▶ [Task goal]: Look through the data below. Pick out the lines holding the string "baseline".
::::::::
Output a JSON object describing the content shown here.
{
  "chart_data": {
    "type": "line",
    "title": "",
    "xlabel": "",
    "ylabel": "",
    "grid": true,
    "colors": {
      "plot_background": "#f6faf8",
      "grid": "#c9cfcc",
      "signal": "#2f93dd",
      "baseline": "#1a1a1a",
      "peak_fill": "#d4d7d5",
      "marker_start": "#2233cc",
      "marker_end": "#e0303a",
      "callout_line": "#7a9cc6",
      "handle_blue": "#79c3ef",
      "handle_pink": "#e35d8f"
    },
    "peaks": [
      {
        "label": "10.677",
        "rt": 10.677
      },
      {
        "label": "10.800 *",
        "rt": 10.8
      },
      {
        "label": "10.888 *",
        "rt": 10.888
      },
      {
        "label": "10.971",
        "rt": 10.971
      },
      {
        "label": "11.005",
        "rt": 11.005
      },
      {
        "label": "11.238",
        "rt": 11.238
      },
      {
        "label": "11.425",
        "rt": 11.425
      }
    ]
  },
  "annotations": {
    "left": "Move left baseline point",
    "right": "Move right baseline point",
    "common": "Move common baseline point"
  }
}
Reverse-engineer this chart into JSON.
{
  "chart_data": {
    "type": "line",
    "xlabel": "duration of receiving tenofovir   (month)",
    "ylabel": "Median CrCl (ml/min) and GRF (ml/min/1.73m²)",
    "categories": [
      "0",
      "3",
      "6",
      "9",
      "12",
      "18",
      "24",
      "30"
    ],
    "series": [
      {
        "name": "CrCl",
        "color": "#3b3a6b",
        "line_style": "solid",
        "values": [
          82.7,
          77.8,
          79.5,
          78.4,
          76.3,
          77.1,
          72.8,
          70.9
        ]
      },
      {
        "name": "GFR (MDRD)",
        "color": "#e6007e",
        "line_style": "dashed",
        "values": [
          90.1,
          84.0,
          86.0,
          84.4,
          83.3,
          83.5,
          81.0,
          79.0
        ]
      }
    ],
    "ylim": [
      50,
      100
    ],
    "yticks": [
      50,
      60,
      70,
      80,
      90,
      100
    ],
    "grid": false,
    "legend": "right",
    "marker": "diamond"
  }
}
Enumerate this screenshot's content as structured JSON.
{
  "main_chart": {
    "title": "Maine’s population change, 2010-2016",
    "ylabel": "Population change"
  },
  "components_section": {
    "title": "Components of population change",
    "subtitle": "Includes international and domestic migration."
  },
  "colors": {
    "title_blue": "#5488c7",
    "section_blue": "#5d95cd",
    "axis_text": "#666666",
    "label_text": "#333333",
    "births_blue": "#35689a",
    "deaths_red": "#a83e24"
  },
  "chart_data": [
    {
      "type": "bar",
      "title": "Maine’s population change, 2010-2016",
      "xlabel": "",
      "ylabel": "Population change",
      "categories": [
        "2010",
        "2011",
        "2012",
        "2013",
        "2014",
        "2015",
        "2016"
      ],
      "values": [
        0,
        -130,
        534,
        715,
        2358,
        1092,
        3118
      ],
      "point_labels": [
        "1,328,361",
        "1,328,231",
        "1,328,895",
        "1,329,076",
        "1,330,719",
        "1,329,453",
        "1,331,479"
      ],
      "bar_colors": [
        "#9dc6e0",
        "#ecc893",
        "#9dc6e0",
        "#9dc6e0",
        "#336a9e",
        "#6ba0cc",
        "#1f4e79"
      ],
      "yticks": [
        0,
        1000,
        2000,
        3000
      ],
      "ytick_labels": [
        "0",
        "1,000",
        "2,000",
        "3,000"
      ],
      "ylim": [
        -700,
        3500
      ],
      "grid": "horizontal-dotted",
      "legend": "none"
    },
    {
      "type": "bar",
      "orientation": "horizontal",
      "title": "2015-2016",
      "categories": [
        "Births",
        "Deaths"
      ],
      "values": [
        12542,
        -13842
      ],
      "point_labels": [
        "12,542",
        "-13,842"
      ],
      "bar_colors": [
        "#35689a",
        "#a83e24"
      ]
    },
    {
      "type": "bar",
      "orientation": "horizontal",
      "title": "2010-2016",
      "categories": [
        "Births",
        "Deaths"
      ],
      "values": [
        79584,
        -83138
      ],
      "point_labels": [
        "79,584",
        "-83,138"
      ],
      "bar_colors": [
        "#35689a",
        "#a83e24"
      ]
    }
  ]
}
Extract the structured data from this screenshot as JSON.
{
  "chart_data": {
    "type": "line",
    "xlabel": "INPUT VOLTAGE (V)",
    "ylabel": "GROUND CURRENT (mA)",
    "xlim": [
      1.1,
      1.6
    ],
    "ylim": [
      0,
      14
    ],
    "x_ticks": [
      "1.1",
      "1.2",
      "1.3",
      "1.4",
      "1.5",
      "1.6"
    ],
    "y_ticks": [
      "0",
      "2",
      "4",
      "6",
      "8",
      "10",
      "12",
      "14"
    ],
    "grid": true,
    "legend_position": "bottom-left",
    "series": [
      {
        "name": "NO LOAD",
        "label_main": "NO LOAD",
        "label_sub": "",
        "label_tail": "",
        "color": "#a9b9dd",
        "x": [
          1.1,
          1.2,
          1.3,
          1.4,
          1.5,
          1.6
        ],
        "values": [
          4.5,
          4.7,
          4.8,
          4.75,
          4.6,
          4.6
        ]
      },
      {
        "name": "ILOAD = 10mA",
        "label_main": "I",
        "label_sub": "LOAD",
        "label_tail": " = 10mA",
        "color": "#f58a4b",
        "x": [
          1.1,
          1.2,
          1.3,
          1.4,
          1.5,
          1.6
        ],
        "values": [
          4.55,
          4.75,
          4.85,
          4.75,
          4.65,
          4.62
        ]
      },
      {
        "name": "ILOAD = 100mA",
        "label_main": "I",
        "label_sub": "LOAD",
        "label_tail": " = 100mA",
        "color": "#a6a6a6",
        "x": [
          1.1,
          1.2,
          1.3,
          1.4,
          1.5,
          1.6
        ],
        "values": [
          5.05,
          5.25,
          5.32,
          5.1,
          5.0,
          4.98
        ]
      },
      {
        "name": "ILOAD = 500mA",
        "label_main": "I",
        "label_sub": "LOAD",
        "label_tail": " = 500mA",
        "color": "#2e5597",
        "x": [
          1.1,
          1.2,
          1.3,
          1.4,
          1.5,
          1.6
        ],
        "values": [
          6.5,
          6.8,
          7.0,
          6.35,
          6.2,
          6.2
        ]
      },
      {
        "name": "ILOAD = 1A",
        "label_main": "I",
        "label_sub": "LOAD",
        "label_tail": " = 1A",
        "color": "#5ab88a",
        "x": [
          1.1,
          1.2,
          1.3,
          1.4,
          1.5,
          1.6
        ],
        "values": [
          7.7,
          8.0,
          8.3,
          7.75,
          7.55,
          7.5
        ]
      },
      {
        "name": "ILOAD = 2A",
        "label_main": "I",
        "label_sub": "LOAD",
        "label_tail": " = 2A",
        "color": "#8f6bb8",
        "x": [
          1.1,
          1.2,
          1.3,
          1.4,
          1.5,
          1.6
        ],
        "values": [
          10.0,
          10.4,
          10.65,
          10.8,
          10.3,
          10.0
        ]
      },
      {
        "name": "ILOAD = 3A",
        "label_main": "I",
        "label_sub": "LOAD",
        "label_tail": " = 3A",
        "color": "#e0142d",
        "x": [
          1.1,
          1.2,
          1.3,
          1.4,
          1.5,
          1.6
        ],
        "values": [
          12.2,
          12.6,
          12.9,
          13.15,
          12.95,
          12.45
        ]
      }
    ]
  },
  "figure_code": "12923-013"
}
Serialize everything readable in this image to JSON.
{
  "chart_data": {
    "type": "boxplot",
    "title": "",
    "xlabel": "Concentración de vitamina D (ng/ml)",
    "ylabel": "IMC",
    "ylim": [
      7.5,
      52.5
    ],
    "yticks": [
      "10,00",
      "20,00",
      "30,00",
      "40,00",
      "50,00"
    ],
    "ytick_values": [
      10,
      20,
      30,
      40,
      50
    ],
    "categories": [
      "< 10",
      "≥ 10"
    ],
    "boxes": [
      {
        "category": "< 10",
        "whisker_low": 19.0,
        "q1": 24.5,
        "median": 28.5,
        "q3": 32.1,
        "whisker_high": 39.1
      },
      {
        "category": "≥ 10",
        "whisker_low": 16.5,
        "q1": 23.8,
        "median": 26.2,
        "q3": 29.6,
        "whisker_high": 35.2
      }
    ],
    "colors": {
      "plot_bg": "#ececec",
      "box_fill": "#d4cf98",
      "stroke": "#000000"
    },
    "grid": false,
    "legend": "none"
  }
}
::::::::
▶ [Answer to the task]:
      "baseline": "#1a1a1a",
    "left": "Move left baseline point",
    "right": "Move right baseline point",
    "common": "Move common baseline point"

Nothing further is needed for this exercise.